• _Your task_
Transcribe the listing that follows in full, omitting pictures.

Figure content listings:

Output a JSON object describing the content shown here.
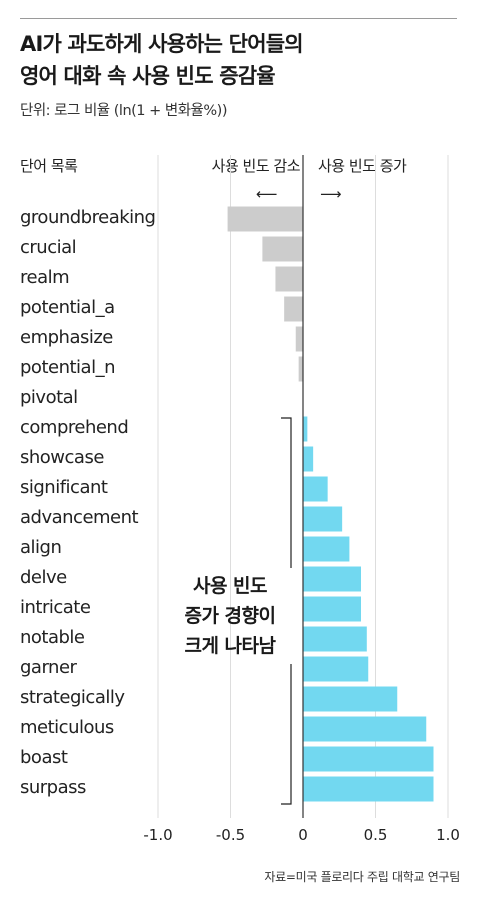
{
  "header": {
    "title_line1": "AI가 과도하게 사용하는 단어들의",
    "title_line2": "영어 대화 속 사용 빈도 증감율",
    "subtitle": "단위: 로그 비율 (ln(1 + 변화율%))"
  },
  "labels": {
    "column_header": "단어 목록",
    "decrease": "사용 빈도 감소",
    "increase": "사용 빈도 증가",
    "arrow_left": "⟵",
    "arrow_right": "⟶",
    "callout_line1": "사용 빈도",
    "callout_line2": "증가 경향이",
    "callout_line3": "크게 나타남"
  },
  "source": "자료=미국 플로리다 주립 대학교 연구팀",
  "colors": {
    "decrease_bar": "#cccccc",
    "increase_bar": "#72d8f0",
    "grid": "#dddddd",
    "zero_line": "#333333"
  },
  "chart_data": {
    "type": "bar",
    "orientation": "horizontal",
    "categories": [
      "groundbreaking",
      "crucial",
      "realm",
      "potential_a",
      "emphasize",
      "potential_n",
      "pivotal",
      "comprehend",
      "showcase",
      "significant",
      "advancement",
      "align",
      "delve",
      "intricate",
      "notable",
      "garner",
      "strategically",
      "meticulous",
      "boast",
      "surpass"
    ],
    "values": [
      -0.52,
      -0.28,
      -0.19,
      -0.13,
      -0.05,
      -0.03,
      0.0,
      0.03,
      0.07,
      0.17,
      0.27,
      0.32,
      0.4,
      0.4,
      0.44,
      0.45,
      0.65,
      0.85,
      0.9,
      0.9
    ],
    "xlim": [
      -1.0,
      1.0
    ],
    "xticks": [
      "-1.0",
      "-0.5",
      "0",
      "0.5",
      "1.0"
    ],
    "xtick_values": [
      -1.0,
      -0.5,
      0,
      0.5,
      1.0
    ],
    "grid": true
  }
}
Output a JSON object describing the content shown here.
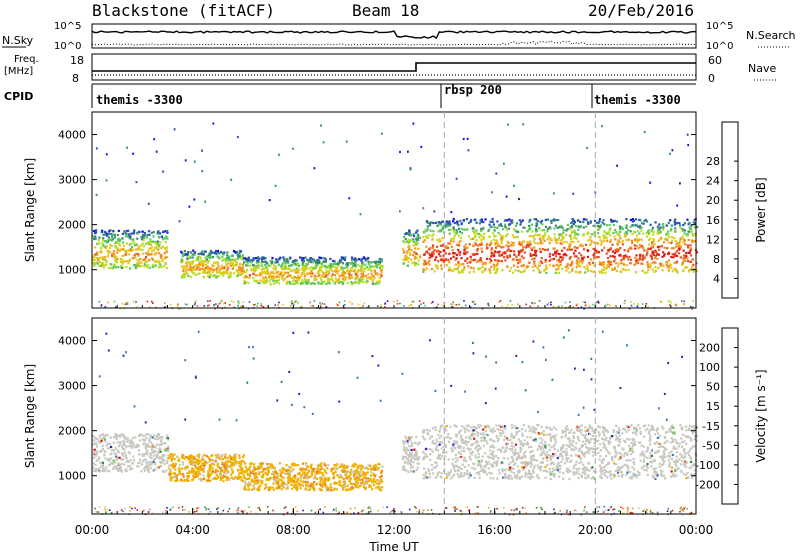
{
  "header": {
    "station": "Blackstone (fitACF)",
    "beam": "Beam 18",
    "date": "20/Feb/2016"
  },
  "strips": {
    "nsky_label": "N.Sky",
    "nsky_top": "10^5",
    "nsky_bottom": "10^0",
    "nsearch_top": "10^5",
    "nsearch_bottom": "10^0",
    "nsearch_label": "N.Search",
    "freq_label_1": "Freq.",
    "freq_label_2": "[MHz]",
    "freq_top": "18",
    "freq_bottom": "8",
    "nave_top": "60",
    "nave_bottom": "0",
    "nave_label": "Nave",
    "cpid_label": "CPID",
    "cpid_segments": [
      {
        "label": "themis -3300",
        "start_hour": 0,
        "end_hour": 14
      },
      {
        "label": "rbsp 200",
        "start_hour": 14,
        "end_hour": 20
      },
      {
        "label": "themis -3300",
        "start_hour": 20,
        "end_hour": 24
      }
    ]
  },
  "chart_data": [
    {
      "type": "heatmap",
      "title": "",
      "xlabel": "",
      "ylabel": "Slant Range [km]",
      "xlim": [
        0,
        24
      ],
      "ylim": [
        150,
        4500
      ],
      "yticks": [
        1000,
        2000,
        3000,
        4000
      ],
      "colorbar": {
        "label": "Power [dB]",
        "ticks": [
          "4",
          "8",
          "12",
          "16",
          "20",
          "24",
          "28"
        ],
        "colors": [
          "#1010e8",
          "#2a50b8",
          "#3a8a78",
          "#5ac858",
          "#b8e020",
          "#f0c020",
          "#f09020",
          "#e85020",
          "#e01818"
        ]
      },
      "scatter_bands": [
        {
          "x_start": 0.0,
          "x_end": 3.0,
          "y_low": 1050,
          "y_high": 1900,
          "level": "mid"
        },
        {
          "x_start": 3.5,
          "x_end": 6.0,
          "y_low": 850,
          "y_high": 1450,
          "level": "mid"
        },
        {
          "x_start": 6.0,
          "x_end": 11.5,
          "y_low": 700,
          "y_high": 1300,
          "level": "mid"
        },
        {
          "x_start": 12.3,
          "x_end": 13.0,
          "y_low": 1100,
          "y_high": 1900,
          "level": "mid"
        },
        {
          "x_start": 13.1,
          "x_end": 24.0,
          "y_low": 950,
          "y_high": 2150,
          "level": "high"
        }
      ]
    },
    {
      "type": "heatmap",
      "title": "",
      "xlabel": "Time UT",
      "ylabel": "Slant Range [km]",
      "xlim": [
        0,
        24
      ],
      "ylim": [
        150,
        4500
      ],
      "yticks": [
        1000,
        2000,
        3000,
        4000
      ],
      "xticks": [
        "00:00",
        "04:00",
        "08:00",
        "12:00",
        "16:00",
        "20:00",
        "00:00"
      ],
      "colorbar": {
        "label": "Velocity [m s⁻¹]",
        "ticks": [
          "200",
          "100",
          "50",
          "15",
          "-15",
          "-50",
          "-100",
          "-200"
        ],
        "colors": [
          "#1828c0",
          "#3878b8",
          "#2a8a3a",
          "#60c840",
          "#c8c8c0",
          "#f0b000",
          "#f08020",
          "#e84010",
          "#e01010"
        ]
      },
      "scatter_bands": [
        {
          "x_start": 0.0,
          "x_end": 3.0,
          "y_low": 1100,
          "y_high": 1950,
          "level": "ground"
        },
        {
          "x_start": 3.0,
          "x_end": 6.0,
          "y_low": 900,
          "y_high": 1500,
          "level": "neg"
        },
        {
          "x_start": 6.0,
          "x_end": 11.5,
          "y_low": 700,
          "y_high": 1300,
          "level": "neg"
        },
        {
          "x_start": 12.3,
          "x_end": 13.0,
          "y_low": 1100,
          "y_high": 1900,
          "level": "ground"
        },
        {
          "x_start": 13.1,
          "x_end": 24.0,
          "y_low": 950,
          "y_high": 2150,
          "level": "ground"
        }
      ]
    }
  ]
}
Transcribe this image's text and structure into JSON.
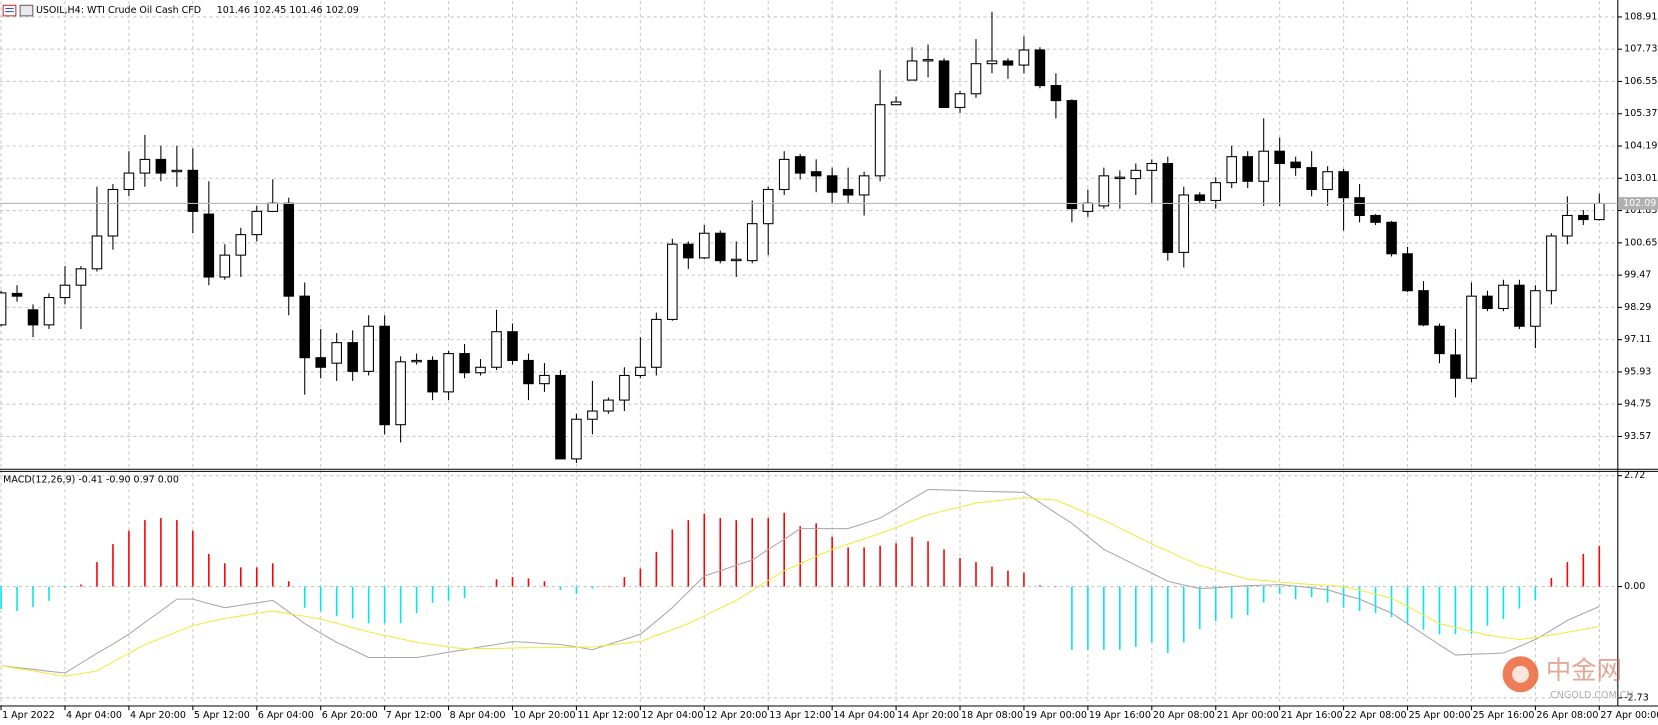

• _Solution for this exercise_
Output a JSON object describing the content shown here.
{
  "header": {
    "title_line1": "AI가 과도하게 사용하는 단어들의",
    "title_line2": "영어 대화 속 사용 빈도 증감율",
    "subtitle": "단위: 로그 비율 (ln(1 + 변화율%))"
  },
  "labels": {
    "column_header": "단어 목록",
    "decrease": "사용 빈도 감소",
    "increase": "사용 빈도 증가",
    "arrow_left": "⟵",
    "arrow_right": "⟶",
    "callout_line1": "사용 빈도",
    "callout_line2": "증가 경향이",
    "callout_line3": "크게 나타남"
  },
  "source": "자료=미국 플로리다 주립 대학교 연구팀",
  "colors": {
    "decrease_bar": "#cccccc",
    "increase_bar": "#72d8f0",
    "grid": "#dddddd",
    "zero_line": "#333333"
  },
  "chart_data": {
    "type": "bar",
    "orientation": "horizontal",
    "categories": [
      "groundbreaking",
      "crucial",
      "realm",
      "potential_a",
      "emphasize",
      "potential_n",
      "pivotal",
      "comprehend",
      "showcase",
      "significant",
      "advancement",
      "align",
      "delve",
      "intricate",
      "notable",
      "garner",
      "strategically",
      "meticulous",
      "boast",
      "surpass"
    ],
    "values": [
      -0.52,
      -0.28,
      -0.19,
      -0.13,
      -0.05,
      -0.03,
      0.0,
      0.03,
      0.07,
      0.17,
      0.27,
      0.32,
      0.4,
      0.4,
      0.44,
      0.45,
      0.65,
      0.85,
      0.9,
      0.9
    ],
    "xlim": [
      -1.0,
      1.0
    ],
    "xticks": [
      "-1.0",
      "-0.5",
      "0",
      "0.5",
      "1.0"
    ],
    "xtick_values": [
      -1.0,
      -0.5,
      0,
      0.5,
      1.0
    ],
    "grid": true
  }
}
Output a JSON object describing the content shown here.
{
  "header": {
    "station": "Blackstone (fitACF)",
    "beam": "Beam 18",
    "date": "20/Feb/2016"
  },
  "strips": {
    "nsky_label": "N.Sky",
    "nsky_top": "10^5",
    "nsky_bottom": "10^0",
    "nsearch_top": "10^5",
    "nsearch_bottom": "10^0",
    "nsearch_label": "N.Search",
    "freq_label_1": "Freq.",
    "freq_label_2": "[MHz]",
    "freq_top": "18",
    "freq_bottom": "8",
    "nave_top": "60",
    "nave_bottom": "0",
    "nave_label": "Nave",
    "cpid_label": "CPID",
    "cpid_segments": [
      {
        "label": "themis -3300",
        "start_hour": 0,
        "end_hour": 14
      },
      {
        "label": "rbsp 200",
        "start_hour": 14,
        "end_hour": 20
      },
      {
        "label": "themis -3300",
        "start_hour": 20,
        "end_hour": 24
      }
    ]
  },
  "chart_data": [
    {
      "type": "heatmap",
      "title": "",
      "xlabel": "",
      "ylabel": "Slant Range [km]",
      "xlim": [
        0,
        24
      ],
      "ylim": [
        150,
        4500
      ],
      "yticks": [
        1000,
        2000,
        3000,
        4000
      ],
      "colorbar": {
        "label": "Power [dB]",
        "ticks": [
          "4",
          "8",
          "12",
          "16",
          "20",
          "24",
          "28"
        ],
        "colors": [
          "#1010e8",
          "#2a50b8",
          "#3a8a78",
          "#5ac858",
          "#b8e020",
          "#f0c020",
          "#f09020",
          "#e85020",
          "#e01818"
        ]
      },
      "scatter_bands": [
        {
          "x_start": 0.0,
          "x_end": 3.0,
          "y_low": 1050,
          "y_high": 1900,
          "level": "mid"
        },
        {
          "x_start": 3.5,
          "x_end": 6.0,
          "y_low": 850,
          "y_high": 1450,
          "level": "mid"
        },
        {
          "x_start": 6.0,
          "x_end": 11.5,
          "y_low": 700,
          "y_high": 1300,
          "level": "mid"
        },
        {
          "x_start": 12.3,
          "x_end": 13.0,
          "y_low": 1100,
          "y_high": 1900,
          "level": "mid"
        },
        {
          "x_start": 13.1,
          "x_end": 24.0,
          "y_low": 950,
          "y_high": 2150,
          "level": "high"
        }
      ]
    },
    {
      "type": "heatmap",
      "title": "",
      "xlabel": "Time UT",
      "ylabel": "Slant Range [km]",
      "xlim": [
        0,
        24
      ],
      "ylim": [
        150,
        4500
      ],
      "yticks": [
        1000,
        2000,
        3000,
        4000
      ],
      "xticks": [
        "00:00",
        "04:00",
        "08:00",
        "12:00",
        "16:00",
        "20:00",
        "00:00"
      ],
      "colorbar": {
        "label": "Velocity [m s⁻¹]",
        "ticks": [
          "200",
          "100",
          "50",
          "15",
          "-15",
          "-50",
          "-100",
          "-200"
        ],
        "colors": [
          "#1828c0",
          "#3878b8",
          "#2a8a3a",
          "#60c840",
          "#c8c8c0",
          "#f0b000",
          "#f08020",
          "#e84010",
          "#e01010"
        ]
      },
      "scatter_bands": [
        {
          "x_start": 0.0,
          "x_end": 3.0,
          "y_low": 1100,
          "y_high": 1950,
          "level": "ground"
        },
        {
          "x_start": 3.0,
          "x_end": 6.0,
          "y_low": 900,
          "y_high": 1500,
          "level": "neg"
        },
        {
          "x_start": 6.0,
          "x_end": 11.5,
          "y_low": 700,
          "y_high": 1300,
          "level": "neg"
        },
        {
          "x_start": 12.3,
          "x_end": 13.0,
          "y_low": 1100,
          "y_high": 1900,
          "level": "ground"
        },
        {
          "x_start": 13.1,
          "x_end": 24.0,
          "y_low": 950,
          "y_high": 2150,
          "level": "ground"
        }
      ]
    }
  ]
}
Transcribe this image's text and structure into JSON.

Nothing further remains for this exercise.